▶ _DATA_:
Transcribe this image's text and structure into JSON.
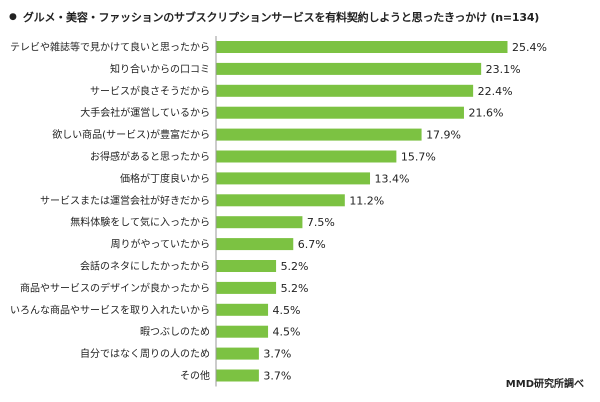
{
  "title_bullet": "●",
  "title": "グルメ・美容・ファッションのサブスクリプションサービスを有料契約しようと思ったきっかけ (n=134)",
  "source": "MMD研究所調べ",
  "colors": {
    "bar": "#7cc242",
    "axis": "#999999",
    "text": "#222222"
  },
  "chart_data": {
    "type": "bar",
    "orientation": "horizontal",
    "title": "グルメ・美容・ファッションのサブスクリプションサービスを有料契約しようと思ったきっかけ (n=134)",
    "categories": [
      "テレビや雑誌等で見かけて良いと思ったから",
      "知り合いからの口コミ",
      "サービスが良さそうだから",
      "大手会社が運営しているから",
      "欲しい商品(サービス)が豊富だから",
      "お得感があると思ったから",
      "価格が丁度良いから",
      "サービスまたは運営会社が好きだから",
      "無料体験をして気に入ったから",
      "周りがやっていたから",
      "会話のネタにしたかったから",
      "商品やサービスのデザインが良かったから",
      "いろんな商品やサービスを取り入れたいから",
      "暇つぶしのため",
      "自分ではなく周りの人のため",
      "その他"
    ],
    "values": [
      25.4,
      23.1,
      22.4,
      21.6,
      17.9,
      15.7,
      13.4,
      11.2,
      7.5,
      6.7,
      5.2,
      5.2,
      4.5,
      4.5,
      3.7,
      3.7
    ],
    "value_labels": [
      "25.4%",
      "23.1%",
      "22.4%",
      "21.6%",
      "17.9%",
      "15.7%",
      "13.4%",
      "11.2%",
      "7.5%",
      "6.7%",
      "5.2%",
      "5.2%",
      "4.5%",
      "4.5%",
      "3.7%",
      "3.7%"
    ],
    "unit": "%",
    "xlim": [
      0,
      25.4
    ],
    "grid": false,
    "legend": "none"
  }
}
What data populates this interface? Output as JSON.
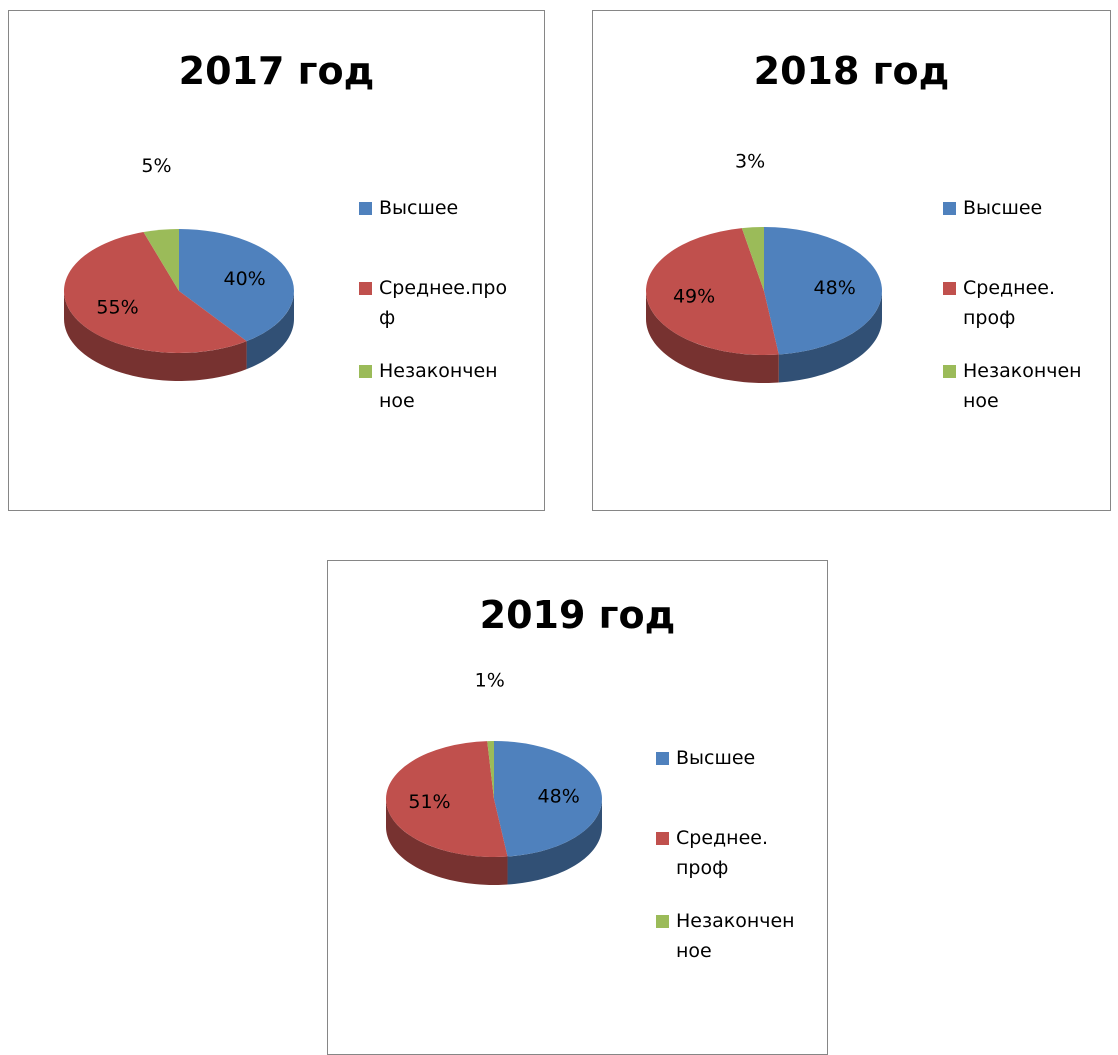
{
  "chart_data": [
    {
      "type": "pie",
      "title": "2017 год",
      "categories": [
        "Высшее",
        "Среднее.проф",
        "Незаконченное"
      ],
      "values": [
        40,
        55,
        5
      ],
      "value_labels": [
        "40%",
        "55%",
        "5%"
      ],
      "colors": [
        "#4f81bd",
        "#c0504d",
        "#9bbb59"
      ],
      "legend": "right"
    },
    {
      "type": "pie",
      "title": "2018 год",
      "categories": [
        "Высшее",
        "Среднее. проф",
        "Незаконченное"
      ],
      "values": [
        48,
        49,
        3
      ],
      "value_labels": [
        "48%",
        "49%",
        "3%"
      ],
      "colors": [
        "#4f81bd",
        "#c0504d",
        "#9bbb59"
      ],
      "legend": "right"
    },
    {
      "type": "pie",
      "title": "2019 год",
      "categories": [
        "Высшее",
        "Среднее. проф",
        "Незаконченное"
      ],
      "values": [
        48,
        51,
        1
      ],
      "value_labels": [
        "48%",
        "51%",
        "1%"
      ],
      "colors": [
        "#4f81bd",
        "#c0504d",
        "#9bbb59"
      ],
      "legend": "right"
    }
  ]
}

▶ _TASK PROMPT_:
Gather every line from the listing above in which "this" appears, and copy those lines.

▶ _REPLY TO THE EXERCISE_:
Transcribe this image's text and structure into JSON.
What data populates this interface? Output as JSON.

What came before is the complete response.